Requirement >>
Read the records and gather each line that includes "your".

━━ Source data

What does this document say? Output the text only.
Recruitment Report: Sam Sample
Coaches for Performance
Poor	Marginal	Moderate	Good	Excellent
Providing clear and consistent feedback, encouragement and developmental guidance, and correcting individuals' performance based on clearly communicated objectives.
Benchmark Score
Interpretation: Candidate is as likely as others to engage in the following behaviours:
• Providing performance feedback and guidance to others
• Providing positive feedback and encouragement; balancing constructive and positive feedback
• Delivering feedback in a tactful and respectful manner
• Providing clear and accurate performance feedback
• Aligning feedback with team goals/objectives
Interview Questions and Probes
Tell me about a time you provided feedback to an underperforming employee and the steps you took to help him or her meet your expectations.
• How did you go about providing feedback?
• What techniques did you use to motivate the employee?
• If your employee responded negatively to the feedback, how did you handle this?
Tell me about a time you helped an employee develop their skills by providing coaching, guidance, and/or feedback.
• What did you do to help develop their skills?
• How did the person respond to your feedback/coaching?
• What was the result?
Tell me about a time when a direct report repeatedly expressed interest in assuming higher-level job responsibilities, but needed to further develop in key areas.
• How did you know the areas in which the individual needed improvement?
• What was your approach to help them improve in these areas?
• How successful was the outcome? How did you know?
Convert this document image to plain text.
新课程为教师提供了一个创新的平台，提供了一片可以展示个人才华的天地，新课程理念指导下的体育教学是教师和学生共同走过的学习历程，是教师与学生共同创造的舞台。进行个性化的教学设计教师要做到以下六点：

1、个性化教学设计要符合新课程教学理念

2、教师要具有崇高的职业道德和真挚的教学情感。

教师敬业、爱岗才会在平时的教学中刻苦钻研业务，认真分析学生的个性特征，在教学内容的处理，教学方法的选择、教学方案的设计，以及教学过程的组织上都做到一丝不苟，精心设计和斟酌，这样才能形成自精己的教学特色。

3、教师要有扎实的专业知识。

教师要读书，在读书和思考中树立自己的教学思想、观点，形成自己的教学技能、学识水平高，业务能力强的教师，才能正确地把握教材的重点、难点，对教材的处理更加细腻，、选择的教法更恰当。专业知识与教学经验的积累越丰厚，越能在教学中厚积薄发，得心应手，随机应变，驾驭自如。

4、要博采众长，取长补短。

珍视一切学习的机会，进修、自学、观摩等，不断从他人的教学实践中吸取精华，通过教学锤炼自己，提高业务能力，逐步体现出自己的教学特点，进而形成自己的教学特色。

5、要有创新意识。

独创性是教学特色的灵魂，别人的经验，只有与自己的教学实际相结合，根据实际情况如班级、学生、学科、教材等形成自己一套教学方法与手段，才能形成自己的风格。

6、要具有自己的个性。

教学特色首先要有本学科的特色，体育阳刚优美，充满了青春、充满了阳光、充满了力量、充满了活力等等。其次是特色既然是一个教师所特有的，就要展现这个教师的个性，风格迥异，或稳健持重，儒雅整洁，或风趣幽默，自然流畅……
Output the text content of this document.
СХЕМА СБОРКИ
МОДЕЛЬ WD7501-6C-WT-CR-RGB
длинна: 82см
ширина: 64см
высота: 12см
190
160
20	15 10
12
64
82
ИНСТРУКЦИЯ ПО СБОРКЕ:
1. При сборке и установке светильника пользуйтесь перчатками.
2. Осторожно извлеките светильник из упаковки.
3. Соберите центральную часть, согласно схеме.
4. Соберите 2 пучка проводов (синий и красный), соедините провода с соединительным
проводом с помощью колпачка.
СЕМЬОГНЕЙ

━━━━

Correct response >>
Tell me about a time you provided feedback to an underperforming employee and the steps you took to help him or her meet your expectations.
• If your employee responded negatively to the feedback, how did you handle this?
• How did the person respond to your feedback/coaching?
• What was your approach to help them improve in these areas?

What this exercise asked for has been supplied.